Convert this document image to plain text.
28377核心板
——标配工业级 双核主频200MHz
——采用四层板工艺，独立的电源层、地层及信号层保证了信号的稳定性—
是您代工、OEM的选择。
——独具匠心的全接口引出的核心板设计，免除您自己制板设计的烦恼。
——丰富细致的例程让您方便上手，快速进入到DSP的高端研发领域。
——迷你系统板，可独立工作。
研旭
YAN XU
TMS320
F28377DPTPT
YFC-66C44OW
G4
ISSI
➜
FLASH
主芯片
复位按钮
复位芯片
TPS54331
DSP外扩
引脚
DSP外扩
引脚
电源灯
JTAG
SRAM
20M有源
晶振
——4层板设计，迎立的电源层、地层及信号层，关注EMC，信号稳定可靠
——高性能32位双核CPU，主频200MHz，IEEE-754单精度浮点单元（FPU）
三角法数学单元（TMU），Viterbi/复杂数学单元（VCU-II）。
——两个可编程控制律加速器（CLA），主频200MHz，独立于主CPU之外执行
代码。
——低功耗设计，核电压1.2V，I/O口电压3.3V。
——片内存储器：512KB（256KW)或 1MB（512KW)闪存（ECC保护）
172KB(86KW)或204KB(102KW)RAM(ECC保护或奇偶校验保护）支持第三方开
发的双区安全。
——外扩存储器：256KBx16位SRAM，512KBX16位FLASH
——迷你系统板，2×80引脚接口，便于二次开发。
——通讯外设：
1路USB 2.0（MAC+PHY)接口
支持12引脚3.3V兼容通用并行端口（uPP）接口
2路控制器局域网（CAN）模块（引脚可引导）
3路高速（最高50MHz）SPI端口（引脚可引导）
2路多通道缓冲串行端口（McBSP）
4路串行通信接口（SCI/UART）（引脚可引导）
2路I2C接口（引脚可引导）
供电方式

┄┄┄┄┄┄┄┄┄┄

Each entry above is to be set down again in exactly the same words.

* _COMPLETED TASK_
Convert this document image to plain text.
28377核心板
——标配工业级 双核主频200MHz
——采用四层板工艺，独立的电源层、地层及信号层保证了信号的稳定性—
是您代工、OEM的选择。
——独具匠心的全接口引出的核心板设计，免除您自己制板设计的烦恼。
——丰富细致的例程让您方便上手，快速进入到DSP的高端研发领域。
——迷你系统板，可独立工作。
研旭
YAN XU
TMS320
F28377DPTPT
YFC-66C44OW
G4
ISSI
➜
FLASH
主芯片
复位按钮
复位芯片
TPS54331
DSP外扩
引脚
DSP外扩
引脚
电源灯
JTAG
SRAM
20M有源
晶振
——4层板设计，迎立的电源层、地层及信号层，关注EMC，信号稳定可靠
——高性能32位双核CPU，主频200MHz，IEEE-754单精度浮点单元（FPU）
三角法数学单元（TMU），Viterbi/复杂数学单元（VCU-II）。
——两个可编程控制律加速器（CLA），主频200MHz，独立于主CPU之外执行
代码。
——低功耗设计，核电压1.2V，I/O口电压3.3V。
——片内存储器：512KB（256KW)或 1MB（512KW)闪存（ECC保护）
172KB(86KW)或204KB(102KW)RAM(ECC保护或奇偶校验保护）支持第三方开
发的双区安全。
——外扩存储器：256KBx16位SRAM，512KBX16位FLASH
——迷你系统板，2×80引脚接口，便于二次开发。
——通讯外设：
1路USB 2.0（MAC+PHY)接口
支持12引脚3.3V兼容通用并行端口（uPP）接口
2路控制器局域网（CAN）模块（引脚可引导）
3路高速（最高50MHz）SPI端口（引脚可引导）
2路多通道缓冲串行端口（McBSP）
4路串行通信接口（SCI/UART）（引脚可引导）
2路I2C接口（引脚可引导）
供电方式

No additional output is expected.